▸ Exercise directions:
Reproduce every entry exactly and leave its pictures out.

▸ Supplied records:
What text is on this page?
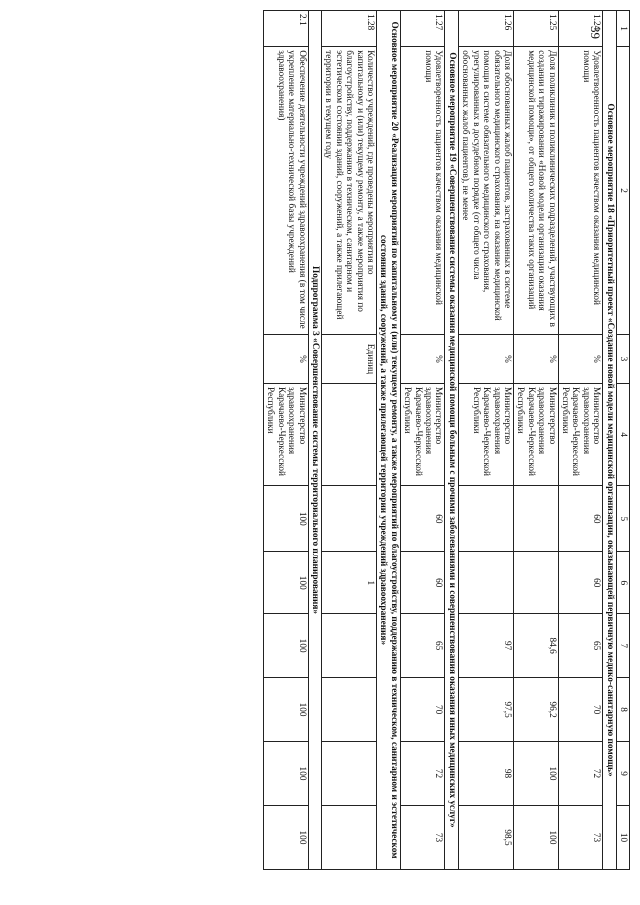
39 1	2	3	4	5	6	7	8	9	10
Основное мероприятие 18 «Приоритетный проект «Создание новой модели медицинской организации, оказывающей первичную медико-санитарную помощь»									
1.24	Удовлетворенность пациентов качеством оказания медицинской помощи	%	Министерство здравоохранения Карачаево-Черкесской Республики	60	60	65	70	72	73
1.25	Доля поликлиник и поликлинических подразделений, участвующих в создании и тиражировании «Новой модели организации оказания медицинской помощи», от общего количества таких организаций	%	Министерство здравоохранения Карачаево-Черкесской Республики			84,6	96,2	100	100
1.26	Доля обоснованных жалоб пациентов, застрахованных в системе обязательного медицинского страхования, на оказание медицинской помощи в системе обязательного медицинского страхования, урегулированных в досудебном порядке (от общего числа обоснованных жалоб пациентов), не менее	%	Министерство здравоохранения Карачаево-Черкесской Республики			97	97,5	98	98,5
Основное мероприятие 19 «Совершенствование системы оказания медицинской помощи больным с прочими заболеваниями и совершенствования оказания иных медицинских услуг»									
1.27	Удовлетворенность пациентов качеством оказания медицинской помощи	%	Министерство здравоохранения Карачаево-Черкесской Республики	60	60	65	70	72	73
Основное мероприятие 20 «Реализация мероприятий по капитальному и (или) текущему ремонту, а также мероприятий по благоустройству, поддержанию в техническом, санитарном и эстетическом состоянии зданий, сооружений, а также прилегающей территории учреждений здравоохранения»									
1.28	Количество учреждений, где проведены мероприятия по капитальному и (или) текущему ремонту, а также мероприятия по благоустройству, поддержанию в техническом, санитарном и эстетическом состоянии зданий, сооружений, а также прилегающей территории в текущем году	Единиц			1				
Подпрограмма 3 «Совершенствование системы территориального планирования»									
2.1	Обеспечение деятельности учреждений здравоохранения (в том числе укрепление материально-технической базы учреждений здравоохранения)	%	Министерство здравоохранения Карачаево-Черкесской Республики	100	100	100	100	100	100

▸ Final result:
What text is on this page?
39 1	2	3	4	5	6	7	8	9	10
Основное мероприятие 18 «Приоритетный проект «Создание новой модели медицинской организации, оказывающей первичную медико-санитарную помощь»									
1.24	Удовлетворенность пациентов качеством оказания медицинской помощи	%	Министерство здравоохранения Карачаево-Черкесской Республики	60	60	65	70	72	73
1.25	Доля поликлиник и поликлинических подразделений, участвующих в создании и тиражировании «Новой модели организации оказания медицинской помощи», от общего количества таких организаций	%	Министерство здравоохранения Карачаево-Черкесской Республики			84,6	96,2	100	100
1.26	Доля обоснованных жалоб пациентов, застрахованных в системе обязательного медицинского страхования, на оказание медицинской помощи в системе обязательного медицинского страхования, урегулированных в досудебном порядке (от общего числа обоснованных жалоб пациентов), не менее	%	Министерство здравоохранения Карачаево-Черкесской Республики			97	97,5	98	98,5
Основное мероприятие 19 «Совершенствование системы оказания медицинской помощи больным с прочими заболеваниями и совершенствования оказания иных медицинских услуг»									
1.27	Удовлетворенность пациентов качеством оказания медицинской помощи	%	Министерство здравоохранения Карачаево-Черкесской Республики	60	60	65	70	72	73
Основное мероприятие 20 «Реализация мероприятий по капитальному и (или) текущему ремонту, а также мероприятий по благоустройству, поддержанию в техническом, санитарном и эстетическом состоянии зданий, сооружений, а также прилегающей территории учреждений здравоохранения»									
1.28	Количество учреждений, где проведены мероприятия по капитальному и (или) текущему ремонту, а также мероприятия по благоустройству, поддержанию в техническом, санитарном и эстетическом состоянии зданий, сооружений, а также прилегающей территории в текущем году	Единиц			1				
Подпрограмма 3 «Совершенствование системы территориального планирования»									
2.1	Обеспечение деятельности учреждений здравоохранения (в том числе укрепление материально-технической базы учреждений здравоохранения)	%	Министерство здравоохранения Карачаево-Черкесской Республики	100	100	100	100	100	100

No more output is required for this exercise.